Exercise aim.
Print all of the lines exactly. Any picture among them stays out.

** BEGIN **

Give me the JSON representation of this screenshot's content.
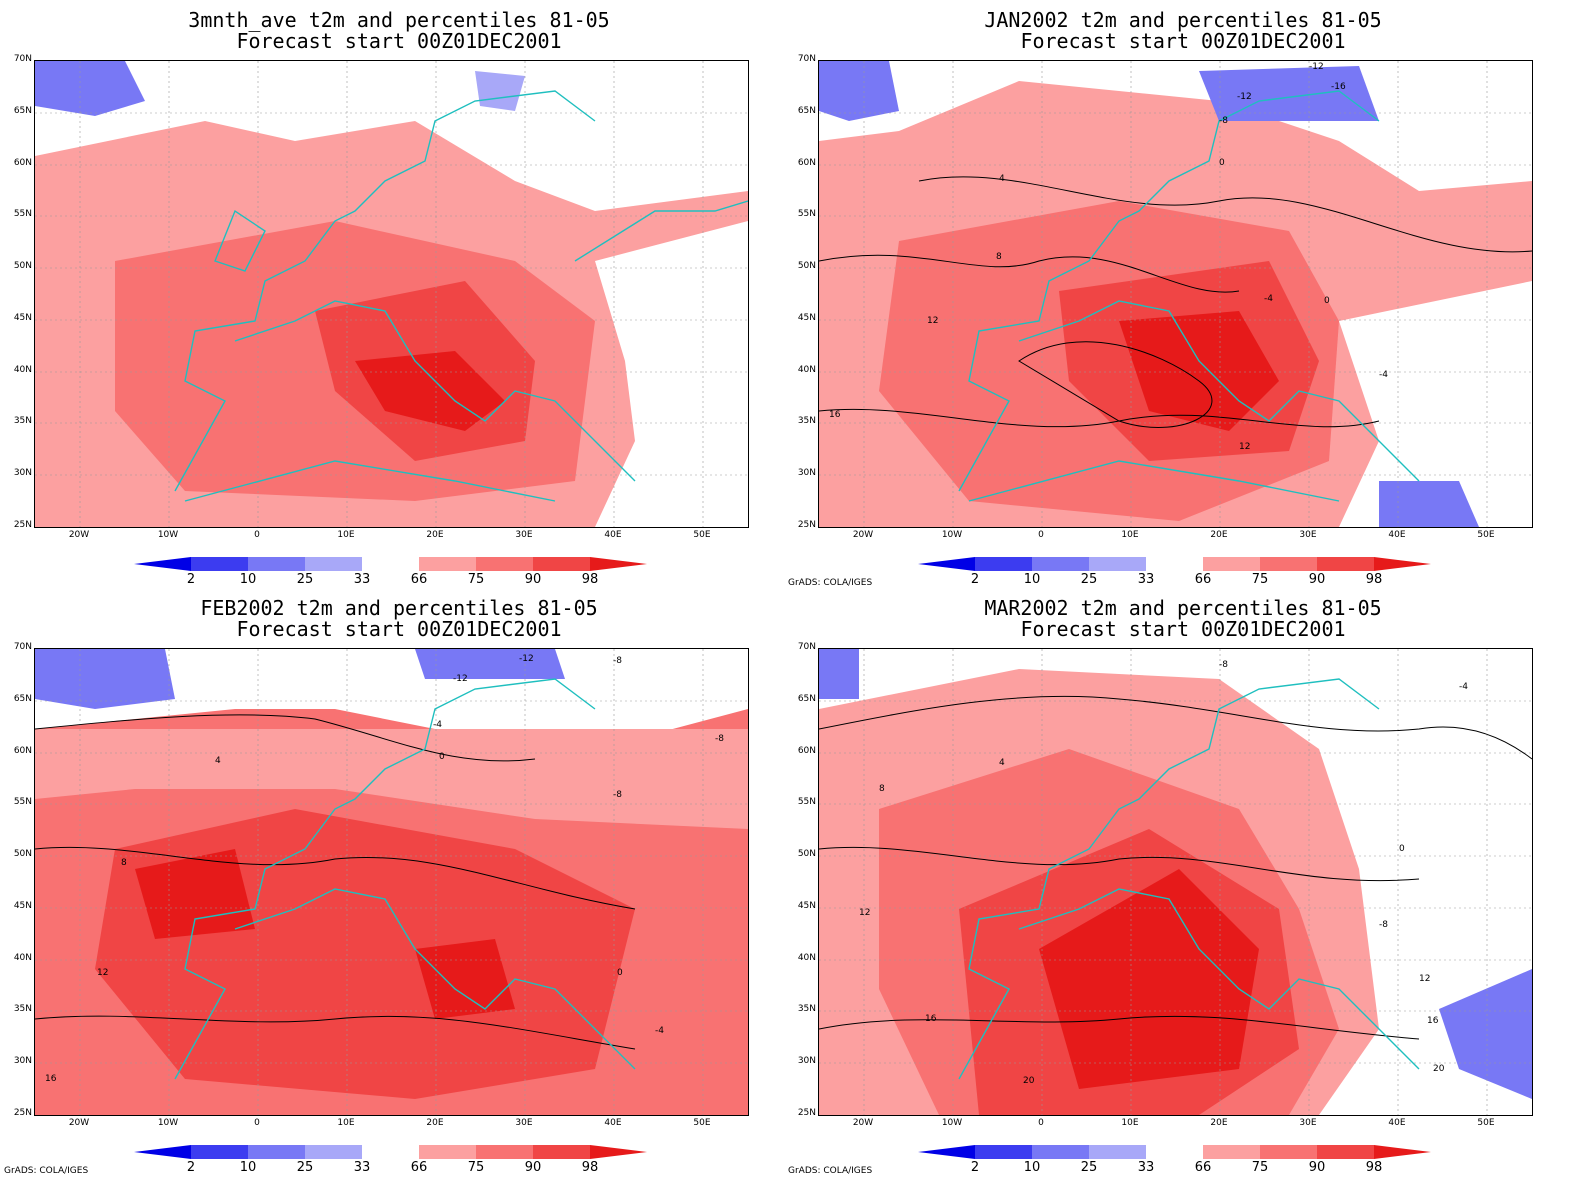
{
  "panels": [
    {
      "title1": "3mnth_ave t2m and percentiles 81-05",
      "title2": "Forecast start 00Z01DEC2001",
      "credit": ""
    },
    {
      "title1": "JAN2002 t2m and percentiles 81-05",
      "title2": "Forecast start 00Z01DEC2001",
      "credit": "GrADS: COLA/IGES"
    },
    {
      "title1": "FEB2002 t2m and percentiles 81-05",
      "title2": "Forecast start 00Z01DEC2001",
      "credit": "GrADS: COLA/IGES"
    },
    {
      "title1": "MAR2002 t2m and percentiles 81-05",
      "title2": "Forecast start 00Z01DEC2001",
      "credit": "GrADS: COLA/IGES"
    }
  ],
  "lat_labels": [
    "70N",
    "65N",
    "60N",
    "55N",
    "50N",
    "45N",
    "40N",
    "35N",
    "30N",
    "25N"
  ],
  "lon_labels": [
    "20W",
    "10W",
    "0",
    "10E",
    "20E",
    "30E",
    "40E",
    "50E"
  ],
  "colorbar": {
    "labels": [
      "2",
      "10",
      "25",
      "33",
      "66",
      "75",
      "90",
      "98"
    ],
    "colors": [
      "#0000e6",
      "#3c3cf0",
      "#7878f5",
      "#a8a8f8",
      "#ffffff",
      "#fca0a0",
      "#f87272",
      "#f04545",
      "#e61a1a"
    ]
  },
  "contour_labels": {
    "jan": [
      "-12",
      "-16",
      "-12",
      "-8",
      "-4",
      "0",
      "4",
      "8",
      "12",
      "16",
      "-4",
      "0",
      "12"
    ],
    "feb": [
      "-12",
      "-8",
      "-12",
      "-4",
      "-8",
      "0",
      "4",
      "8",
      "12",
      "16",
      "-8",
      "-4",
      "0"
    ],
    "mar": [
      "-8",
      "-4",
      "4",
      "8",
      "12",
      "16",
      "20",
      "0",
      "-8",
      "12",
      "16",
      "20"
    ]
  }
}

** END **

Response to this task.
Give me the JSON representation of this screenshot's content.
{
  "panels": [
    {
      "title1": "3mnth_ave t2m and percentiles 81-05",
      "title2": "Forecast start 00Z01DEC2001",
      "credit": ""
    },
    {
      "title1": "JAN2002 t2m and percentiles 81-05",
      "title2": "Forecast start 00Z01DEC2001",
      "credit": "GrADS: COLA/IGES"
    },
    {
      "title1": "FEB2002 t2m and percentiles 81-05",
      "title2": "Forecast start 00Z01DEC2001",
      "credit": "GrADS: COLA/IGES"
    },
    {
      "title1": "MAR2002 t2m and percentiles 81-05",
      "title2": "Forecast start 00Z01DEC2001",
      "credit": "GrADS: COLA/IGES"
    }
  ],
  "lat_labels": [
    "70N",
    "65N",
    "60N",
    "55N",
    "50N",
    "45N",
    "40N",
    "35N",
    "30N",
    "25N"
  ],
  "lon_labels": [
    "20W",
    "10W",
    "0",
    "10E",
    "20E",
    "30E",
    "40E",
    "50E"
  ],
  "colorbar": {
    "labels": [
      "2",
      "10",
      "25",
      "33",
      "66",
      "75",
      "90",
      "98"
    ],
    "colors": [
      "#0000e6",
      "#3c3cf0",
      "#7878f5",
      "#a8a8f8",
      "#ffffff",
      "#fca0a0",
      "#f87272",
      "#f04545",
      "#e61a1a"
    ]
  },
  "contour_labels": {
    "jan": [
      "-12",
      "-16",
      "-12",
      "-8",
      "-4",
      "0",
      "4",
      "8",
      "12",
      "16",
      "-4",
      "0",
      "12"
    ],
    "feb": [
      "-12",
      "-8",
      "-12",
      "-4",
      "-8",
      "0",
      "4",
      "8",
      "12",
      "16",
      "-8",
      "-4",
      "0"
    ],
    "mar": [
      "-8",
      "-4",
      "4",
      "8",
      "12",
      "16",
      "20",
      "0",
      "-8",
      "12",
      "16",
      "20"
    ]
  }
}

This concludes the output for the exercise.